### Problem description
Give only the number of lines in these records that contain the word "nmaps".

[Records from a collection of figures]
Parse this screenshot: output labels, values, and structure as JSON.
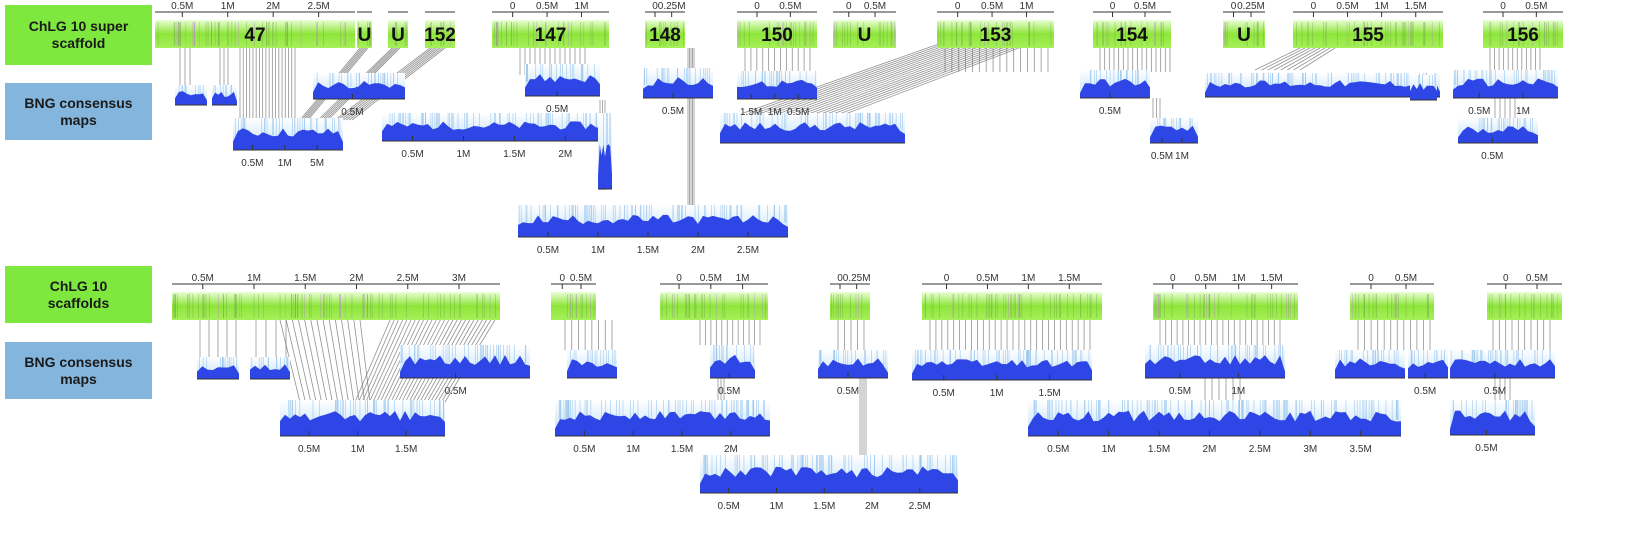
{
  "colors": {
    "scaffold_green": "#8ee63a",
    "map_blue": "#2f46e6",
    "map_light": "#bfe0fb",
    "link_gray": "#6e6e6e",
    "label_green": "#7ee83e",
    "label_blue": "#84b6dd"
  },
  "labels": {
    "top_scaffold": "ChLG 10 super\nscaffold",
    "top_maps": "BNG consensus\nmaps",
    "bottom_scaffold": "ChLG 10\nscaffolds",
    "bottom_maps": "BNG consensus\nmaps"
  },
  "top_row": {
    "segments": [
      {
        "label": "47",
        "ticks": [
          "0.5M",
          "1M",
          "2M",
          "2.5M"
        ]
      },
      {
        "label": "U",
        "ticks": []
      },
      {
        "label": "U",
        "ticks": []
      },
      {
        "label": "152",
        "ticks": []
      },
      {
        "label": "147",
        "ticks": [
          "0",
          "0.5M",
          "1M"
        ]
      },
      {
        "label": "148",
        "ticks": [
          "0",
          "0.25M"
        ]
      },
      {
        "label": "150",
        "ticks": [
          "0",
          "0.5M"
        ]
      },
      {
        "label": "U",
        "ticks": [
          "0",
          "0.5M"
        ]
      },
      {
        "label": "153",
        "ticks": [
          "0",
          "0.5M",
          "1M"
        ]
      },
      {
        "label": "154",
        "ticks": [
          "0",
          "0.5M"
        ]
      },
      {
        "label": "U",
        "ticks": [
          "0",
          "0.25M"
        ]
      },
      {
        "label": "155",
        "ticks": [
          "0",
          "0.5M",
          "1M",
          "1.5M"
        ]
      },
      {
        "label": "156",
        "ticks": [
          "0",
          "0.5M"
        ]
      }
    ],
    "maps": [
      {
        "ticks": []
      },
      {
        "ticks": []
      },
      {
        "ticks": [
          "0.5M"
        ]
      },
      {
        "ticks": [
          "0.5M",
          "1M",
          "5M"
        ]
      },
      {
        "ticks": [
          "0.5M",
          "1M",
          "1.5M",
          "2M"
        ]
      },
      {
        "ticks": [
          "0.5M"
        ]
      },
      {
        "ticks": [
          "0.5M"
        ]
      },
      {
        "ticks": []
      },
      {
        "ticks": [
          "0.5M",
          "1M",
          "1.5M",
          "2M",
          "2.5M"
        ]
      },
      {
        "ticks": [
          "0.5M"
        ]
      },
      {
        "ticks": [
          "1.5M",
          "1M",
          "0.5M"
        ]
      },
      {
        "ticks": [
          "0.5M"
        ]
      },
      {
        "ticks": []
      },
      {
        "ticks": [
          "0.5M",
          "1M"
        ]
      },
      {
        "ticks": []
      },
      {
        "ticks": [
          "0.5M",
          "1M"
        ]
      },
      {
        "ticks": [
          "0.5M"
        ]
      }
    ]
  },
  "bottom_row": {
    "segments": [
      {
        "label": "",
        "ticks": [
          "0.5M",
          "1M",
          "1.5M",
          "2M",
          "2.5M",
          "3M"
        ]
      },
      {
        "label": "",
        "ticks": [
          "0",
          "0.5M"
        ]
      },
      {
        "label": "",
        "ticks": [
          "0",
          "0.5M",
          "1M"
        ]
      },
      {
        "label": "",
        "ticks": [
          "0",
          "0.25M"
        ]
      },
      {
        "label": "",
        "ticks": [
          "0",
          "0.5M",
          "1M",
          "1.5M"
        ]
      },
      {
        "label": "",
        "ticks": [
          "0",
          "0.5M",
          "1M",
          "1.5M"
        ]
      },
      {
        "label": "",
        "ticks": [
          "0",
          "0.5M"
        ]
      },
      {
        "label": "",
        "ticks": [
          "0",
          "0.5M"
        ]
      }
    ],
    "maps": [
      {
        "ticks": []
      },
      {
        "ticks": []
      },
      {
        "ticks": [
          "0.5M"
        ]
      },
      {
        "ticks": [
          "0.5M",
          "1M",
          "1.5M"
        ]
      },
      {
        "ticks": []
      },
      {
        "ticks": [
          "0.5M",
          "1M",
          "1.5M",
          "2M"
        ]
      },
      {
        "ticks": [
          "0.5M"
        ]
      },
      {
        "ticks": [
          "0.5M"
        ]
      },
      {
        "ticks": [
          "0.5M",
          "1M",
          "1.5M",
          "2M",
          "2.5M"
        ]
      },
      {
        "ticks": [
          "0.5M",
          "1M",
          "1.5M"
        ]
      },
      {
        "ticks": [
          "0.5M",
          "1M"
        ]
      },
      {
        "ticks": [
          "0.5M",
          "1M",
          "1.5M",
          "2M",
          "2.5M",
          "3M",
          "3.5M"
        ]
      },
      {
        "ticks": []
      },
      {
        "ticks": [
          "0.5M"
        ]
      },
      {
        "ticks": [
          "0.5M"
        ]
      },
      {
        "ticks": [
          "0.5M"
        ]
      }
    ]
  }
}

### Output for this exercise
2